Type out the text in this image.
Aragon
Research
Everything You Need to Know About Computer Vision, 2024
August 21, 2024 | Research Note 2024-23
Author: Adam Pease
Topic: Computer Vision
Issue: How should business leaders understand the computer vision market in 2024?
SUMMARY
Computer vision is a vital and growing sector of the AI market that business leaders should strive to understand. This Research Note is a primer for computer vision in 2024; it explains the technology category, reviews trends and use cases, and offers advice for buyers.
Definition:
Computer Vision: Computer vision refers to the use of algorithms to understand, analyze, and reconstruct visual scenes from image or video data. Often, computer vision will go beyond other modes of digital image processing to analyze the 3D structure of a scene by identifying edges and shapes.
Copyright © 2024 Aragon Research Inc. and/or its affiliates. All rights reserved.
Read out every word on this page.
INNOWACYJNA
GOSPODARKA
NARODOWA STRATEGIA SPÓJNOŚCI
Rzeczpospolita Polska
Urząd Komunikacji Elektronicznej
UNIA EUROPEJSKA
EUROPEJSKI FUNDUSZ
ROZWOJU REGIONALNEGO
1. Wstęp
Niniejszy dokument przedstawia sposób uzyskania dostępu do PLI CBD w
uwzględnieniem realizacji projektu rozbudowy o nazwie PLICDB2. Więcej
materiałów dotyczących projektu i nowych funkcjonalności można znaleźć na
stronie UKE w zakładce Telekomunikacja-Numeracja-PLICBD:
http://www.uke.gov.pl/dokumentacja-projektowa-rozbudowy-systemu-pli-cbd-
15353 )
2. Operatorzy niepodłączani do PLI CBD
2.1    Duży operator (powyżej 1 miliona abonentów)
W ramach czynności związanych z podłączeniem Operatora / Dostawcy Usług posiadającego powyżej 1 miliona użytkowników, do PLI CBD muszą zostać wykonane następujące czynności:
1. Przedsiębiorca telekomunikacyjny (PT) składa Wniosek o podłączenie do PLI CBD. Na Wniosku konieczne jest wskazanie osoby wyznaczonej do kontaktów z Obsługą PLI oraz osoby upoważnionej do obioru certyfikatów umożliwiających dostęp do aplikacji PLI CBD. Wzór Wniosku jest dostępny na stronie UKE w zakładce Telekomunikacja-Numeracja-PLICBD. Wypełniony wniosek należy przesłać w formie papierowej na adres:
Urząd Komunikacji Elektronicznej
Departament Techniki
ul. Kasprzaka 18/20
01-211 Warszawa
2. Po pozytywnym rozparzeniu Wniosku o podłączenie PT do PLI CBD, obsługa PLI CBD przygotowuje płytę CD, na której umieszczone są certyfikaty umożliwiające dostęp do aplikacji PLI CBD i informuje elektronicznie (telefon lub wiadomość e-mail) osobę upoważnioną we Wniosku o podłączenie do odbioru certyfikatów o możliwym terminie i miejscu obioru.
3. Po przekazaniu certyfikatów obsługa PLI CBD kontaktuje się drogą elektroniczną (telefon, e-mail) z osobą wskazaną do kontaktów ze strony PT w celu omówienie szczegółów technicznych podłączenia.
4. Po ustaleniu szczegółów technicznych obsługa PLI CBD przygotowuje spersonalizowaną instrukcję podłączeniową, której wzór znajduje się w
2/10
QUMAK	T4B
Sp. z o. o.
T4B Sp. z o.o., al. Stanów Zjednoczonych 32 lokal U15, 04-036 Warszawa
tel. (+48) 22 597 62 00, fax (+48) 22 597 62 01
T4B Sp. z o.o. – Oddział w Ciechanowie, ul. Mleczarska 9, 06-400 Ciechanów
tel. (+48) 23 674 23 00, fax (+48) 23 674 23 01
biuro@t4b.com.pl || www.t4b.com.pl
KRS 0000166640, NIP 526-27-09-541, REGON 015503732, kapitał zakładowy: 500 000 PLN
#####
### WORK TO DO
Repeat the data precisely, reproducing every entry.

### SOLVED PROBLEM
Type out the text in this image.
Aragon
Research
Everything You Need to Know About Computer Vision, 2024
August 21, 2024 | Research Note 2024-23
Author: Adam Pease
Topic: Computer Vision
Issue: How should business leaders understand the computer vision market in 2024?
SUMMARY
Computer vision is a vital and growing sector of the AI market that business leaders should strive to understand. This Research Note is a primer for computer vision in 2024; it explains the technology category, reviews trends and use cases, and offers advice for buyers.
Definition:
Computer Vision: Computer vision refers to the use of algorithms to understand, analyze, and reconstruct visual scenes from image or video data. Often, computer vision will go beyond other modes of digital image processing to analyze the 3D structure of a scene by identifying edges and shapes.
Copyright © 2024 Aragon Research Inc. and/or its affiliates. All rights reserved.
Read out every word on this page.
INNOWACYJNA
GOSPODARKA
NARODOWA STRATEGIA SPÓJNOŚCI
Rzeczpospolita Polska
Urząd Komunikacji Elektronicznej
UNIA EUROPEJSKA
EUROPEJSKI FUNDUSZ
ROZWOJU REGIONALNEGO
1. Wstęp
Niniejszy dokument przedstawia sposób uzyskania dostępu do PLI CBD w
uwzględnieniem realizacji projektu rozbudowy o nazwie PLICDB2. Więcej
materiałów dotyczących projektu i nowych funkcjonalności można znaleźć na
stronie UKE w zakładce Telekomunikacja-Numeracja-PLICBD:
http://www.uke.gov.pl/dokumentacja-projektowa-rozbudowy-systemu-pli-cbd-
15353 )
2. Operatorzy niepodłączani do PLI CBD
2.1    Duży operator (powyżej 1 miliona abonentów)
W ramach czynności związanych z podłączeniem Operatora / Dostawcy Usług posiadającego powyżej 1 miliona użytkowników, do PLI CBD muszą zostać wykonane następujące czynności:
1. Przedsiębiorca telekomunikacyjny (PT) składa Wniosek o podłączenie do PLI CBD. Na Wniosku konieczne jest wskazanie osoby wyznaczonej do kontaktów z Obsługą PLI oraz osoby upoważnionej do obioru certyfikatów umożliwiających dostęp do aplikacji PLI CBD. Wzór Wniosku jest dostępny na stronie UKE w zakładce Telekomunikacja-Numeracja-PLICBD. Wypełniony wniosek należy przesłać w formie papierowej na adres:
Urząd Komunikacji Elektronicznej
Departament Techniki
ul. Kasprzaka 18/20
01-211 Warszawa
2. Po pozytywnym rozparzeniu Wniosku o podłączenie PT do PLI CBD, obsługa PLI CBD przygotowuje płytę CD, na której umieszczone są certyfikaty umożliwiające dostęp do aplikacji PLI CBD i informuje elektronicznie (telefon lub wiadomość e-mail) osobę upoważnioną we Wniosku o podłączenie do odbioru certyfikatów o możliwym terminie i miejscu obioru.
3. Po przekazaniu certyfikatów obsługa PLI CBD kontaktuje się drogą elektroniczną (telefon, e-mail) z osobą wskazaną do kontaktów ze strony PT w celu omówienie szczegółów technicznych podłączenia.
4. Po ustaleniu szczegółów technicznych obsługa PLI CBD przygotowuje spersonalizowaną instrukcję podłączeniową, której wzór znajduje się w
2/10
QUMAK	T4B
Sp. z o. o.
T4B Sp. z o.o., al. Stanów Zjednoczonych 32 lokal U15, 04-036 Warszawa
tel. (+48) 22 597 62 00, fax (+48) 22 597 62 01
T4B Sp. z o.o. – Oddział w Ciechanowie, ul. Mleczarska 9, 06-400 Ciechanów
tel. (+48) 23 674 23 00, fax (+48) 23 674 23 01
biuro@t4b.com.pl || www.t4b.com.pl
KRS 0000166640, NIP 526-27-09-541, REGON 015503732, kapitał zakładowy: 500 000 PLN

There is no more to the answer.